▶

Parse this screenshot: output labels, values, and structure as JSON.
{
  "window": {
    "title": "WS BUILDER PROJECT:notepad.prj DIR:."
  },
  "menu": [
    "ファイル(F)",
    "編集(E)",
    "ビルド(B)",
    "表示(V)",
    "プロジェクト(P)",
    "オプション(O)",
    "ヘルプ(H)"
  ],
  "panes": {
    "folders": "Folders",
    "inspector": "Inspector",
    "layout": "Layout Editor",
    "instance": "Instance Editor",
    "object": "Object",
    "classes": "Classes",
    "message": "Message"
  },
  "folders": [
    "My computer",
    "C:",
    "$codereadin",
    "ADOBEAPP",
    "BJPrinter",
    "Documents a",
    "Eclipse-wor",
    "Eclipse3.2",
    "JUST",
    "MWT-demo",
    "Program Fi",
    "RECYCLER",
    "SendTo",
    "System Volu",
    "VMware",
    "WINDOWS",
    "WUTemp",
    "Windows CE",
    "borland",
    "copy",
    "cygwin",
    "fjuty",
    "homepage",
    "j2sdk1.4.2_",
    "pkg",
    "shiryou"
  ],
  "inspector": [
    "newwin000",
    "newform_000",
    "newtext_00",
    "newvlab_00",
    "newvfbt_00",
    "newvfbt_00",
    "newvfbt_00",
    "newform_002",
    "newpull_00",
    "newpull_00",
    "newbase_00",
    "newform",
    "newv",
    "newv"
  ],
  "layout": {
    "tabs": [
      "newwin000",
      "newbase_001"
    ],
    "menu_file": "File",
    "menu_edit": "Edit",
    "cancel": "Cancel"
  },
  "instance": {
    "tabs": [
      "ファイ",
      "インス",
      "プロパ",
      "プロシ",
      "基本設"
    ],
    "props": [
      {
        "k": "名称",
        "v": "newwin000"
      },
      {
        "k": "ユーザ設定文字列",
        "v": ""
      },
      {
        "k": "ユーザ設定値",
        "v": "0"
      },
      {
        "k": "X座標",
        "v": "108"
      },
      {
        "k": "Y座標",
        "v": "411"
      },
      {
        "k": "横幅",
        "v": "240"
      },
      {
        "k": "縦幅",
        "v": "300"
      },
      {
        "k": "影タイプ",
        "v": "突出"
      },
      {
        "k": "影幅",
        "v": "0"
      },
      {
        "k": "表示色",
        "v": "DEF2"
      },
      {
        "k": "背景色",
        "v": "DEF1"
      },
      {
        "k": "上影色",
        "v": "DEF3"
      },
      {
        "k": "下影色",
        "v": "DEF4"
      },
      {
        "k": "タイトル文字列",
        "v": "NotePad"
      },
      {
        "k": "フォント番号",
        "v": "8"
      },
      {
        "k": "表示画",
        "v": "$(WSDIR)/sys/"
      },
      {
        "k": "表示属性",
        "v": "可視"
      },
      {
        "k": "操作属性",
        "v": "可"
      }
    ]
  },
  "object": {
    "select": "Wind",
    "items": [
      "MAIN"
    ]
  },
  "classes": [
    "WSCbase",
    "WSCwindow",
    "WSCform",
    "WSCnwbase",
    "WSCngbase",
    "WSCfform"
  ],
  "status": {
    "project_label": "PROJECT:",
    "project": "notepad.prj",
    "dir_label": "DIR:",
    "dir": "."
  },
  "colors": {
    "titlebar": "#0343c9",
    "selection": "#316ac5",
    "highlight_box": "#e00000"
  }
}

◀

**DESCRIPTION OF THE TASK**
Copy all of the data exactly.

**RESULT**
Parse this screenshot: output labels, values, and structure as JSON.
{
  "window": {
    "title": "WS BUILDER PROJECT:notepad.prj DIR:."
  },
  "menu": [
    "ファイル(F)",
    "編集(E)",
    "ビルド(B)",
    "表示(V)",
    "プロジェクト(P)",
    "オプション(O)",
    "ヘルプ(H)"
  ],
  "panes": {
    "folders": "Folders",
    "inspector": "Inspector",
    "layout": "Layout Editor",
    "instance": "Instance Editor",
    "object": "Object",
    "classes": "Classes",
    "message": "Message"
  },
  "folders": [
    "My computer",
    "C:",
    "$codereadin",
    "ADOBEAPP",
    "BJPrinter",
    "Documents a",
    "Eclipse-wor",
    "Eclipse3.2",
    "JUST",
    "MWT-demo",
    "Program Fi",
    "RECYCLER",
    "SendTo",
    "System Volu",
    "VMware",
    "WINDOWS",
    "WUTemp",
    "Windows CE",
    "borland",
    "copy",
    "cygwin",
    "fjuty",
    "homepage",
    "j2sdk1.4.2_",
    "pkg",
    "shiryou"
  ],
  "inspector": [
    "newwin000",
    "newform_000",
    "newtext_00",
    "newvlab_00",
    "newvfbt_00",
    "newvfbt_00",
    "newvfbt_00",
    "newform_002",
    "newpull_00",
    "newpull_00",
    "newbase_00",
    "newform",
    "newv",
    "newv"
  ],
  "layout": {
    "tabs": [
      "newwin000",
      "newbase_001"
    ],
    "menu_file": "File",
    "menu_edit": "Edit",
    "cancel": "Cancel"
  },
  "instance": {
    "tabs": [
      "ファイ",
      "インス",
      "プロパ",
      "プロシ",
      "基本設"
    ],
    "props": [
      {
        "k": "名称",
        "v": "newwin000"
      },
      {
        "k": "ユーザ設定文字列",
        "v": ""
      },
      {
        "k": "ユーザ設定値",
        "v": "0"
      },
      {
        "k": "X座標",
        "v": "108"
      },
      {
        "k": "Y座標",
        "v": "411"
      },
      {
        "k": "横幅",
        "v": "240"
      },
      {
        "k": "縦幅",
        "v": "300"
      },
      {
        "k": "影タイプ",
        "v": "突出"
      },
      {
        "k": "影幅",
        "v": "0"
      },
      {
        "k": "表示色",
        "v": "DEF2"
      },
      {
        "k": "背景色",
        "v": "DEF1"
      },
      {
        "k": "上影色",
        "v": "DEF3"
      },
      {
        "k": "下影色",
        "v": "DEF4"
      },
      {
        "k": "タイトル文字列",
        "v": "NotePad"
      },
      {
        "k": "フォント番号",
        "v": "8"
      },
      {
        "k": "表示画",
        "v": "$(WSDIR)/sys/"
      },
      {
        "k": "表示属性",
        "v": "可視"
      },
      {
        "k": "操作属性",
        "v": "可"
      }
    ]
  },
  "object": {
    "select": "Wind",
    "items": [
      "MAIN"
    ]
  },
  "classes": [
    "WSCbase",
    "WSCwindow",
    "WSCform",
    "WSCnwbase",
    "WSCngbase",
    "WSCfform"
  ],
  "status": {
    "project_label": "PROJECT:",
    "project": "notepad.prj",
    "dir_label": "DIR:",
    "dir": "."
  },
  "colors": {
    "titlebar": "#0343c9",
    "selection": "#316ac5",
    "highlight_box": "#e00000"
  }
}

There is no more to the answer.